## Text shown
-------------------------

Aden was having a hard time walking around in the heat. His hair is so thick; he seems to sweat from the top down. He refused to walk faster than a turtle’s pace, so Andi stopped to give him a little pep talk. It was hot —he’s wasn’t wrong — but, we’re only here for a week so we’ve got to make the most of our time.

There’s a nice promenade that connects Costanera Sur Ecological Reserve to the Puerto Madero neighborhood with lots of food trucks along the way. I read that these vendors sell some of the best street food in all of Buenos Aires, but none of us were particularly hungry for choripan or bondiola sandwiches. Loaded sausage or pork sandwiches are not light meals, by any means. We decided to walk along the Rio de la Plata instead toward the Puente de la Mujer (Woman’s Bridge).

Buenos Aires’ Rio de la Plata (Plate River) isn’t a beautiful body of water. The river is the estuary formed by the confluence of the Uruguay River and the Paraná Rivers, and sediments coming from the rivers give the water its brown color. The Rio de la Plata is the widest freshwater river in the world, and forms part of the border between Argentina and Uruguay. The large, shallow estuary eventually drains into the Atlantic Ocean forming a funnel-shaped indentation between Argentina and Uruguay on the southeastern coastline of the continent.

-------------------------

## Extracted material
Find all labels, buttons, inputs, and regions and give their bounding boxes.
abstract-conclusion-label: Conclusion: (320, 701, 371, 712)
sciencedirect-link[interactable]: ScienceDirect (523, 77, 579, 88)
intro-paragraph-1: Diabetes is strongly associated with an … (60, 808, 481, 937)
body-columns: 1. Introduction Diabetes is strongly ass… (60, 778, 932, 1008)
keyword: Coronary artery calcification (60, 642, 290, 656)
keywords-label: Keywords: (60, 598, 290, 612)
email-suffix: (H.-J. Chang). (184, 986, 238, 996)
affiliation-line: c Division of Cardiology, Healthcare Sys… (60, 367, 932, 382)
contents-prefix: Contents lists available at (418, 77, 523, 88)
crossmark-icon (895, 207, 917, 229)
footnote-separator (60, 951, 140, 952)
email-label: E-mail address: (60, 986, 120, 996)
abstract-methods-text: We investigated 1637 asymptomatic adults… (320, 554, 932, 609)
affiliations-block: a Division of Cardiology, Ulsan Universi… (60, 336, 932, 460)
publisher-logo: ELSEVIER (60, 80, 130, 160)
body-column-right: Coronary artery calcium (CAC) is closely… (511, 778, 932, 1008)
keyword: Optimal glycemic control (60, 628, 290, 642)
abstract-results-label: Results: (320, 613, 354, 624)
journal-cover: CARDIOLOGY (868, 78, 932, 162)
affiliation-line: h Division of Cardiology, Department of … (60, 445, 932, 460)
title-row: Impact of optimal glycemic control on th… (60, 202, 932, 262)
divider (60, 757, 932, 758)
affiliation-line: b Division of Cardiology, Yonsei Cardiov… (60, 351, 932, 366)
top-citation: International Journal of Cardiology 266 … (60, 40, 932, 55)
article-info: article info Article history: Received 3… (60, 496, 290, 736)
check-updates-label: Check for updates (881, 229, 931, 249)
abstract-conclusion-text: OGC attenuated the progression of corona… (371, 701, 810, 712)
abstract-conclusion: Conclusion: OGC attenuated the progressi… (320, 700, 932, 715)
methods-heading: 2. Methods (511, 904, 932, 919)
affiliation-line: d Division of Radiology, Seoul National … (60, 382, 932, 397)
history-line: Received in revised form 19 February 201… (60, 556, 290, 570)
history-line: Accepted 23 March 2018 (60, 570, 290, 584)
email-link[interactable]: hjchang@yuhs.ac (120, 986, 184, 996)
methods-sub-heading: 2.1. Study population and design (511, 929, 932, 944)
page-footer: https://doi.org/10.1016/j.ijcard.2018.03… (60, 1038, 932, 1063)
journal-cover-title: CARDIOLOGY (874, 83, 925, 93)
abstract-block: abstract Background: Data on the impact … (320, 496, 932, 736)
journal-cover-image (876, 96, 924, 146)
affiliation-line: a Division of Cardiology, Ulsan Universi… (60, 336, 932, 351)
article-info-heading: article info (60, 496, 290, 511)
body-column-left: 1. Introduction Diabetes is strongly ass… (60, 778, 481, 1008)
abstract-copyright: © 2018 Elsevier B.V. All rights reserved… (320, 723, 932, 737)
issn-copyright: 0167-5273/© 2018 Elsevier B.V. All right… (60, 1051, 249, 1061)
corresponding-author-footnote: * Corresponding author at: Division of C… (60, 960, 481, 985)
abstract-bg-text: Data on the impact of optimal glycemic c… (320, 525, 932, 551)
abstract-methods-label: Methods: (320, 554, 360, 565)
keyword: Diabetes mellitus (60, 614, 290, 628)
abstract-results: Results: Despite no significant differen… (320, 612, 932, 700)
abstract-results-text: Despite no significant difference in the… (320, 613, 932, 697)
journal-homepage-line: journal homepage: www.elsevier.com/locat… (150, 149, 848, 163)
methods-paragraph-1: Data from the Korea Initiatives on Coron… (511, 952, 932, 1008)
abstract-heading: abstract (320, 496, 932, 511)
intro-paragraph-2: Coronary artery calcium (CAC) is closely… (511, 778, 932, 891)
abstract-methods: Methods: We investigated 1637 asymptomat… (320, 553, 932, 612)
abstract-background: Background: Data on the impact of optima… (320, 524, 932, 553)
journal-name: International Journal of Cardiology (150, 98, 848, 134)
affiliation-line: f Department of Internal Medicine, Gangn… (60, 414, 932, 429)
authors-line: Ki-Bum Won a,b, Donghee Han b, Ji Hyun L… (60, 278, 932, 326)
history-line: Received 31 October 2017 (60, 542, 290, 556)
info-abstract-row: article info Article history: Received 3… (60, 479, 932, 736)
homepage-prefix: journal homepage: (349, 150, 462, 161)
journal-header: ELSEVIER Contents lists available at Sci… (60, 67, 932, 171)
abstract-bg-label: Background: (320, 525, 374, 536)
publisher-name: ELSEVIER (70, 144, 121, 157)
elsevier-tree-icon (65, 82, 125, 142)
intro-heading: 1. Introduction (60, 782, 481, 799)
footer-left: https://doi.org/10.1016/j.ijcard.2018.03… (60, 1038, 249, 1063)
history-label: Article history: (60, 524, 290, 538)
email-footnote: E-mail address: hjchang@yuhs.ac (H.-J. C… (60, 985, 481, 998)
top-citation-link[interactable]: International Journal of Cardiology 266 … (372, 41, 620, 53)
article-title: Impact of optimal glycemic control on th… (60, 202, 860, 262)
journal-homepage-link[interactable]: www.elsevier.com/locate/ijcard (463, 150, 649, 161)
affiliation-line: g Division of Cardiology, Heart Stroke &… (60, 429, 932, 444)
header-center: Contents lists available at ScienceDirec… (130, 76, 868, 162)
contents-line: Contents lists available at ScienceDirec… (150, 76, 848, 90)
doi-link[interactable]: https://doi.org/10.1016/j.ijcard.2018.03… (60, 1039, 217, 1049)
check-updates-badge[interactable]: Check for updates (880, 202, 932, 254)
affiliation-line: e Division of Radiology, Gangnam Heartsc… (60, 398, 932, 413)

-------------------------

## What to do
(A) According to the passage about Buenos Aires, what gives the water of the Rio de la Plata its brown color?
(B) Write out the passage about Buenos Aires verbatim from "Aden was having" to "Mujer (Woman’s Bridge).".
The records are separate material and are unrelated to the passage about Buenos Aires.

## Outputs by task
(A) Sediments coming from the Uruguay and Paraná Rivers give the water its brown color.

(B)
Aden was having a hard time walking around in the heat. His hair is so thick; he seems to sweat from the top down. He refused to walk faster than a turtle’s pace, so Andi stopped to give him a little pep talk. It was hot —he’s wasn’t wrong — but, we’re only here for a week so we’ve got to make the most of our time.

There’s a nice promenade that connects Costanera Sur Ecological Reserve to the Puerto Madero neighborhood with lots of food trucks along the way. I read that these vendors sell some of the best street food in all of Buenos Aires, but none of us were particularly hungry for choripan or bondiola sandwiches. Loaded sausage or pork sandwiches are not light meals, by any means. We decided to walk along the Rio de la Plata instead toward the Puente de la Mujer (Woman’s Bridge).